[Data entries]
>> start
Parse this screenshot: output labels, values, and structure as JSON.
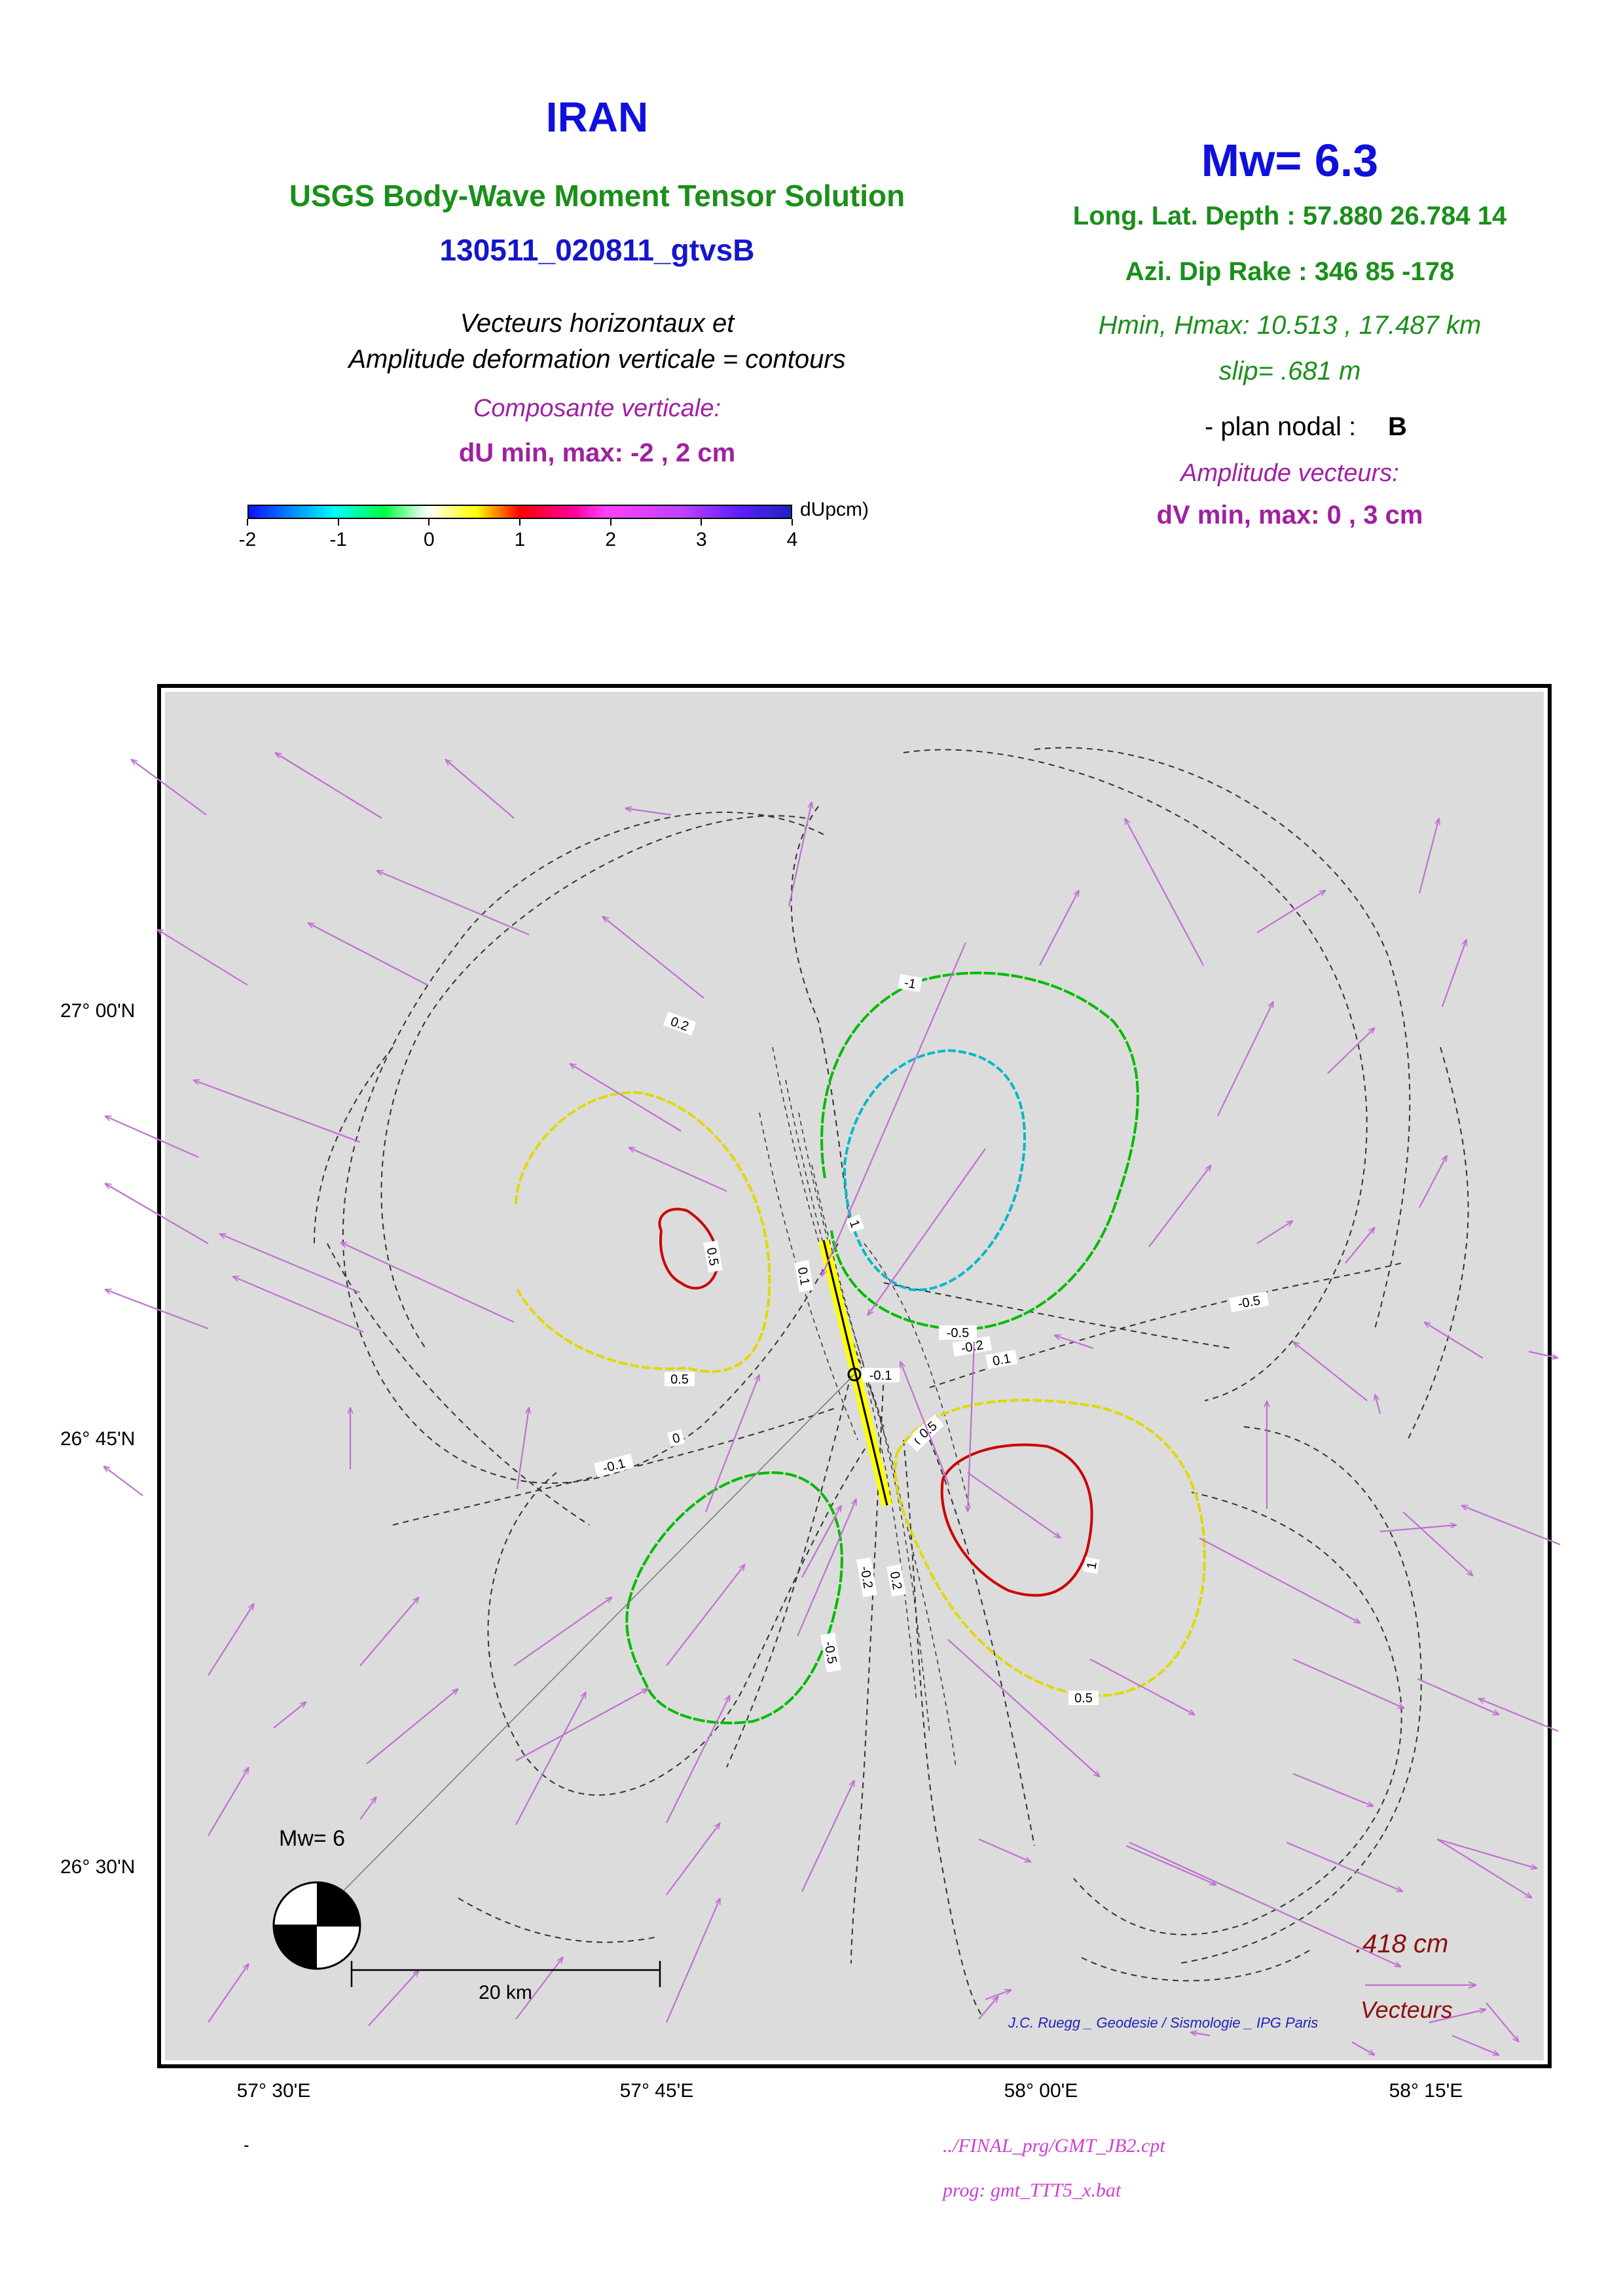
{
  "header": {
    "region": "IRAN",
    "solution": "USGS Body-Wave Moment Tensor Solution",
    "event_id": "130511_020811_gtvsB",
    "desc_line1": "Vecteurs horizontaux et",
    "desc_line2": "Amplitude deformation verticale = contours",
    "vertical_label": "Composante verticale:",
    "du_range": "dU min, max:  -2 , 2 cm"
  },
  "params": {
    "mw": "Mw= 6.3",
    "location": "Long. Lat. Depth : 57.880 26.784 14",
    "mechanism": "Azi.  Dip   Rake :  346 85 -178",
    "hrange": "Hmin, Hmax:  10.513 , 17.487 km",
    "slip": "slip= .681 m",
    "nodal_label": "- plan nodal :",
    "nodal_value": "B",
    "vector_label": "Amplitude vecteurs:",
    "dv_range": "dV min, max:  0 , 3 cm"
  },
  "colorbar": {
    "unit": "dUpcm)",
    "ticks": [
      "-2",
      "-1",
      "0",
      "1",
      "2",
      "3",
      "4"
    ]
  },
  "map": {
    "lat_labels": [
      "27° 00'N",
      "26° 45'N",
      "26° 30'N"
    ],
    "lon_labels": [
      "57° 30'E",
      "57° 45'E",
      "58° 00'E",
      "58° 15'E"
    ],
    "contour_labels": [
      "0.5",
      "0.2",
      "0.1",
      "0.5",
      "1",
      "-1",
      "-0.5",
      "0",
      "0.5",
      "0",
      "-0.1",
      "-0.5",
      "-0.2",
      "0.1",
      "-0.1",
      "0.5",
      "1",
      "0.5",
      "-0.5",
      "-0.2",
      "0.2"
    ],
    "beachball_label": "Mw= 6",
    "scale_label": "20 km",
    "vector_scale_value": ".418  cm",
    "vector_scale_label": "Vecteurs",
    "credit": "J.C. Ruegg _ Geodesie / Sismologie _ IPG Paris",
    "colors": {
      "background": "#dcdcdc",
      "vectors": "#c070d0",
      "contour_1": "#cc0000",
      "contour_05": "#e0d800",
      "contour_m05": "#00bb00",
      "contour_m1": "#00b8c8",
      "fault": "#ffff00"
    }
  },
  "footer": {
    "dash": "-",
    "cpt": "../FINAL_prg/GMT_JB2.cpt",
    "prog": "prog: gmt_TTT5_x.bat"
  }
}
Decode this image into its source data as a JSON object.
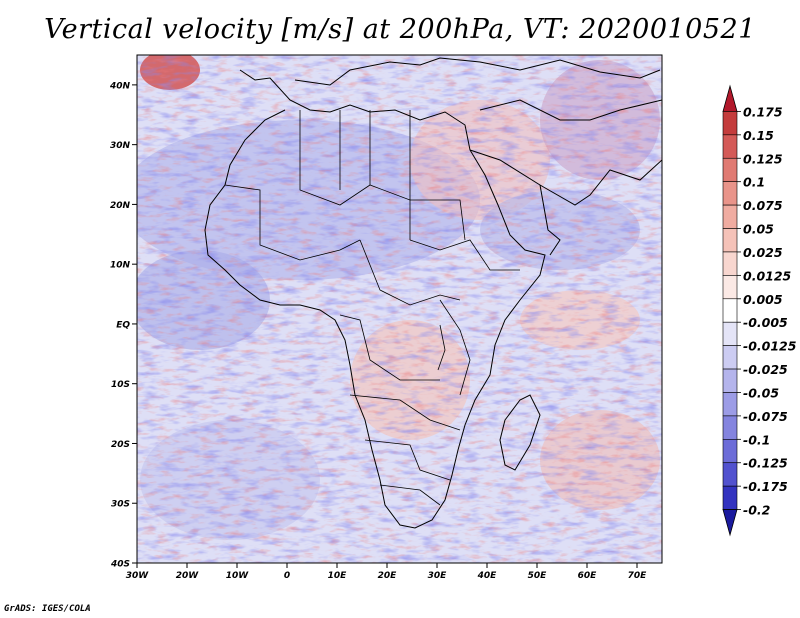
{
  "title": "Vertical velocity [m/s] at 200hPa, VT: 2020010521",
  "footer": "GrADS: IGES/COLA",
  "map": {
    "lat_labels": [
      "40N",
      "30N",
      "20N",
      "10N",
      "EQ",
      "10S",
      "20S",
      "30S",
      "40S"
    ],
    "lon_labels": [
      "30W",
      "20W",
      "10W",
      "0",
      "10E",
      "20E",
      "30E",
      "40E",
      "50E",
      "60E",
      "70E"
    ],
    "extent": {
      "lon_min": -30,
      "lon_max": 75,
      "lat_min": -40,
      "lat_max": 45
    }
  },
  "colorbar": {
    "labels": [
      "0.175",
      "0.15",
      "0.125",
      "0.1",
      "0.075",
      "0.05",
      "0.025",
      "0.0125",
      "0.005",
      "-0.005",
      "-0.0125",
      "-0.025",
      "-0.05",
      "-0.075",
      "-0.1",
      "-0.125",
      "-0.175",
      "-0.2"
    ],
    "colors": [
      "#b2182b",
      "#c43c3c",
      "#d45a57",
      "#e07a72",
      "#e9948a",
      "#f0aca1",
      "#f5c2b8",
      "#f8d6cf",
      "#fbe9e5",
      "#ffffff",
      "#e4e4f7",
      "#ccccf2",
      "#b4b4ec",
      "#9c9ce6",
      "#8484df",
      "#6c6cd8",
      "#5252cf",
      "#3333c0",
      "#1a1a9e"
    ]
  }
}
>> end
== WORK INSTRUCTIONS ==
Transcribe the complete set of entries verbatim. No pictures belong in the copy.

== EXERCISE ANSWER ==
Parse this screenshot: output labels, values, and structure as JSON.
{
  "header": {
    "region": "IRAN",
    "solution": "USGS Body-Wave Moment Tensor Solution",
    "event_id": "130511_020811_gtvsB",
    "desc_line1": "Vecteurs horizontaux et",
    "desc_line2": "Amplitude deformation verticale = contours",
    "vertical_label": "Composante verticale:",
    "du_range": "dU min, max:  -2 , 2 cm"
  },
  "params": {
    "mw": "Mw= 6.3",
    "location": "Long. Lat. Depth : 57.880 26.784 14",
    "mechanism": "Azi.  Dip   Rake :  346 85 -178",
    "hrange": "Hmin, Hmax:  10.513 , 17.487 km",
    "slip": "slip= .681 m",
    "nodal_label": "- plan nodal :",
    "nodal_value": "B",
    "vector_label": "Amplitude vecteurs:",
    "dv_range": "dV min, max:  0 , 3 cm"
  },
  "colorbar": {
    "unit": "dUpcm)",
    "ticks": [
      "-2",
      "-1",
      "0",
      "1",
      "2",
      "3",
      "4"
    ]
  },
  "map": {
    "lat_labels": [
      "27° 00'N",
      "26° 45'N",
      "26° 30'N"
    ],
    "lon_labels": [
      "57° 30'E",
      "57° 45'E",
      "58° 00'E",
      "58° 15'E"
    ],
    "contour_labels": [
      "0.5",
      "0.2",
      "0.1",
      "0.5",
      "1",
      "-1",
      "-0.5",
      "0",
      "0.5",
      "0",
      "-0.1",
      "-0.5",
      "-0.2",
      "0.1",
      "-0.1",
      "0.5",
      "1",
      "0.5",
      "-0.5",
      "-0.2",
      "0.2"
    ],
    "beachball_label": "Mw= 6",
    "scale_label": "20 km",
    "vector_scale_value": ".418  cm",
    "vector_scale_label": "Vecteurs",
    "credit": "J.C. Ruegg _ Geodesie / Sismologie _ IPG Paris",
    "colors": {
      "background": "#dcdcdc",
      "vectors": "#c070d0",
      "contour_1": "#cc0000",
      "contour_05": "#e0d800",
      "contour_m05": "#00bb00",
      "contour_m1": "#00b8c8",
      "fault": "#ffff00"
    }
  },
  "footer": {
    "dash": "-",
    "cpt": "../FINAL_prg/GMT_JB2.cpt",
    "prog": "prog: gmt_TTT5_x.bat"
  }
}
Decode this image into its source data as a JSON object.
{
  "title": "Vertical velocity [m/s] at 200hPa, VT: 2020010521",
  "footer": "GrADS: IGES/COLA",
  "map": {
    "lat_labels": [
      "40N",
      "30N",
      "20N",
      "10N",
      "EQ",
      "10S",
      "20S",
      "30S",
      "40S"
    ],
    "lon_labels": [
      "30W",
      "20W",
      "10W",
      "0",
      "10E",
      "20E",
      "30E",
      "40E",
      "50E",
      "60E",
      "70E"
    ],
    "extent": {
      "lon_min": -30,
      "lon_max": 75,
      "lat_min": -40,
      "lat_max": 45
    }
  },
  "colorbar": {
    "labels": [
      "0.175",
      "0.15",
      "0.125",
      "0.1",
      "0.075",
      "0.05",
      "0.025",
      "0.0125",
      "0.005",
      "-0.005",
      "-0.0125",
      "-0.025",
      "-0.05",
      "-0.075",
      "-0.1",
      "-0.125",
      "-0.175",
      "-0.2"
    ],
    "colors": [
      "#b2182b",
      "#c43c3c",
      "#d45a57",
      "#e07a72",
      "#e9948a",
      "#f0aca1",
      "#f5c2b8",
      "#f8d6cf",
      "#fbe9e5",
      "#ffffff",
      "#e4e4f7",
      "#ccccf2",
      "#b4b4ec",
      "#9c9ce6",
      "#8484df",
      "#6c6cd8",
      "#5252cf",
      "#3333c0",
      "#1a1a9e"
    ]
  }
}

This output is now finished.